Figure record extracts
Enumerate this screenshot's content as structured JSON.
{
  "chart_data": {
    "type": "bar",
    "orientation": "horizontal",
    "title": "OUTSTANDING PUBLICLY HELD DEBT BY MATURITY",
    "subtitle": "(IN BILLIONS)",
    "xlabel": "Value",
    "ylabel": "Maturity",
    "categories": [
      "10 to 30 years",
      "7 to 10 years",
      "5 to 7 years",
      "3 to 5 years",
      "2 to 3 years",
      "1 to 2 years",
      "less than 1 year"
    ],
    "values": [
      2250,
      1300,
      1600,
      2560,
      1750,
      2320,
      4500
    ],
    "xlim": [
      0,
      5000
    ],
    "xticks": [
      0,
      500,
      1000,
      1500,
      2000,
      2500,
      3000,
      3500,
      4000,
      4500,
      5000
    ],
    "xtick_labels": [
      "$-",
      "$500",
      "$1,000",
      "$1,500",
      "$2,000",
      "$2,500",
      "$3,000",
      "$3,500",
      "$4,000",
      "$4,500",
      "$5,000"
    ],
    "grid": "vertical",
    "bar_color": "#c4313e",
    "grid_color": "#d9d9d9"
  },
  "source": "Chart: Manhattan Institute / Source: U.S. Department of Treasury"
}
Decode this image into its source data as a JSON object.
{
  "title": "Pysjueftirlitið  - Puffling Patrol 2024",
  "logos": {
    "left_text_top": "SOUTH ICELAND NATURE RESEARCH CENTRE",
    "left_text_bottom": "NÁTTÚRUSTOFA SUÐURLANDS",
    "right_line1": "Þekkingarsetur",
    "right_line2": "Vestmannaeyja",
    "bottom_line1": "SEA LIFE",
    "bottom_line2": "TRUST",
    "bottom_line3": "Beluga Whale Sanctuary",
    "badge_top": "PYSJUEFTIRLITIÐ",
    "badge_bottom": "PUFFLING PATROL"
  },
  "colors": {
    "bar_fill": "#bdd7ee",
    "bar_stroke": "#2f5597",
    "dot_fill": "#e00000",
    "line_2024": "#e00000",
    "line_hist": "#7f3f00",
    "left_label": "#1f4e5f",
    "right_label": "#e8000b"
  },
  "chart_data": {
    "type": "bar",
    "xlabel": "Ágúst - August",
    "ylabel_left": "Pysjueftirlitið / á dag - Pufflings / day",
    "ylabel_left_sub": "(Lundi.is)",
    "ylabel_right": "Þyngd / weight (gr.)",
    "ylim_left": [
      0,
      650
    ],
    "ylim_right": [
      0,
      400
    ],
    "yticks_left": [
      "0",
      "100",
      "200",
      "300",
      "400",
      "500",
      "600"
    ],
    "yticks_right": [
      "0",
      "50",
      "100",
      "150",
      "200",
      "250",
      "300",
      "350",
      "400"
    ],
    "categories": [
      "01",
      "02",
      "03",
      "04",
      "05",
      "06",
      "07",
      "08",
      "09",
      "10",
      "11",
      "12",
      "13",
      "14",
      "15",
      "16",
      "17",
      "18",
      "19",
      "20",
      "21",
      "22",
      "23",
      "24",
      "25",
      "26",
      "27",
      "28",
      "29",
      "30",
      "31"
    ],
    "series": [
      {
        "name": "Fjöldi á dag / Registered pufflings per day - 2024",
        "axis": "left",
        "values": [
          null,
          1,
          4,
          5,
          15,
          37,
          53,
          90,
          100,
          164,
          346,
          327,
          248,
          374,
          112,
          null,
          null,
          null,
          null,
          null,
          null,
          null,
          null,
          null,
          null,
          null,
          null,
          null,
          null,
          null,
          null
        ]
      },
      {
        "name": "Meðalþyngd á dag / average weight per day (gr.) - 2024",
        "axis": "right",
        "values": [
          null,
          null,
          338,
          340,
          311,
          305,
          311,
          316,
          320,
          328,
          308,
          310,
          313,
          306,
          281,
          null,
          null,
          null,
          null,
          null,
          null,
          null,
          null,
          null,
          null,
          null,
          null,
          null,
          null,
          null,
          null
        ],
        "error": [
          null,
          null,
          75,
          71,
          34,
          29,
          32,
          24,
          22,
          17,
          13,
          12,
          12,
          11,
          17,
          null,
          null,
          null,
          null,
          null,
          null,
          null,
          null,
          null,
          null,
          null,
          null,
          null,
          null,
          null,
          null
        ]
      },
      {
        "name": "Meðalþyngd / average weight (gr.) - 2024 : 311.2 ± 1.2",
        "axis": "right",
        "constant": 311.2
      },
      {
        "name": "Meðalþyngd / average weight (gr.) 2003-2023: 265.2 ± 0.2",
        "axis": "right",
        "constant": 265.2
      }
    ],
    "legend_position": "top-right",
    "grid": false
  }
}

▶ _WRITTEN PROBLEM_
Write out each line of the data above again, exactly as given.

▶ _EXPECTED ANSWER_
Enumerate this screenshot's content as structured JSON.
{
  "chart_data": {
    "type": "bar",
    "orientation": "horizontal",
    "title": "OUTSTANDING PUBLICLY HELD DEBT BY MATURITY",
    "subtitle": "(IN BILLIONS)",
    "xlabel": "Value",
    "ylabel": "Maturity",
    "categories": [
      "10 to 30 years",
      "7 to 10 years",
      "5 to 7 years",
      "3 to 5 years",
      "2 to 3 years",
      "1 to 2 years",
      "less than 1 year"
    ],
    "values": [
      2250,
      1300,
      1600,
      2560,
      1750,
      2320,
      4500
    ],
    "xlim": [
      0,
      5000
    ],
    "xticks": [
      0,
      500,
      1000,
      1500,
      2000,
      2500,
      3000,
      3500,
      4000,
      4500,
      5000
    ],
    "xtick_labels": [
      "$-",
      "$500",
      "$1,000",
      "$1,500",
      "$2,000",
      "$2,500",
      "$3,000",
      "$3,500",
      "$4,000",
      "$4,500",
      "$5,000"
    ],
    "grid": "vertical",
    "bar_color": "#c4313e",
    "grid_color": "#d9d9d9"
  },
  "source": "Chart: Manhattan Institute / Source: U.S. Department of Treasury"
}
Decode this image into its source data as a JSON object.
{
  "title": "Pysjueftirlitið  - Puffling Patrol 2024",
  "logos": {
    "left_text_top": "SOUTH ICELAND NATURE RESEARCH CENTRE",
    "left_text_bottom": "NÁTTÚRUSTOFA SUÐURLANDS",
    "right_line1": "Þekkingarsetur",
    "right_line2": "Vestmannaeyja",
    "bottom_line1": "SEA LIFE",
    "bottom_line2": "TRUST",
    "bottom_line3": "Beluga Whale Sanctuary",
    "badge_top": "PYSJUEFTIRLITIÐ",
    "badge_bottom": "PUFFLING PATROL"
  },
  "colors": {
    "bar_fill": "#bdd7ee",
    "bar_stroke": "#2f5597",
    "dot_fill": "#e00000",
    "line_2024": "#e00000",
    "line_hist": "#7f3f00",
    "left_label": "#1f4e5f",
    "right_label": "#e8000b"
  },
  "chart_data": {
    "type": "bar",
    "xlabel": "Ágúst - August",
    "ylabel_left": "Pysjueftirlitið / á dag - Pufflings / day",
    "ylabel_left_sub": "(Lundi.is)",
    "ylabel_right": "Þyngd / weight (gr.)",
    "ylim_left": [
      0,
      650
    ],
    "ylim_right": [
      0,
      400
    ],
    "yticks_left": [
      "0",
      "100",
      "200",
      "300",
      "400",
      "500",
      "600"
    ],
    "yticks_right": [
      "0",
      "50",
      "100",
      "150",
      "200",
      "250",
      "300",
      "350",
      "400"
    ],
    "categories": [
      "01",
      "02",
      "03",
      "04",
      "05",
      "06",
      "07",
      "08",
      "09",
      "10",
      "11",
      "12",
      "13",
      "14",
      "15",
      "16",
      "17",
      "18",
      "19",
      "20",
      "21",
      "22",
      "23",
      "24",
      "25",
      "26",
      "27",
      "28",
      "29",
      "30",
      "31"
    ],
    "series": [
      {
        "name": "Fjöldi á dag / Registered pufflings per day - 2024",
        "axis": "left",
        "values": [
          null,
          1,
          4,
          5,
          15,
          37,
          53,
          90,
          100,
          164,
          346,
          327,
          248,
          374,
          112,
          null,
          null,
          null,
          null,
          null,
          null,
          null,
          null,
          null,
          null,
          null,
          null,
          null,
          null,
          null,
          null
        ]
      },
      {
        "name": "Meðalþyngd á dag / average weight per day (gr.) - 2024",
        "axis": "right",
        "values": [
          null,
          null,
          338,
          340,
          311,
          305,
          311,
          316,
          320,
          328,
          308,
          310,
          313,
          306,
          281,
          null,
          null,
          null,
          null,
          null,
          null,
          null,
          null,
          null,
          null,
          null,
          null,
          null,
          null,
          null,
          null
        ],
        "error": [
          null,
          null,
          75,
          71,
          34,
          29,
          32,
          24,
          22,
          17,
          13,
          12,
          12,
          11,
          17,
          null,
          null,
          null,
          null,
          null,
          null,
          null,
          null,
          null,
          null,
          null,
          null,
          null,
          null,
          null,
          null
        ]
      },
      {
        "name": "Meðalþyngd / average weight (gr.) - 2024 : 311.2 ± 1.2",
        "axis": "right",
        "constant": 311.2
      },
      {
        "name": "Meðalþyngd / average weight (gr.) 2003-2023: 265.2 ± 0.2",
        "axis": "right",
        "constant": 265.2
      }
    ],
    "legend_position": "top-right",
    "grid": false
  }
}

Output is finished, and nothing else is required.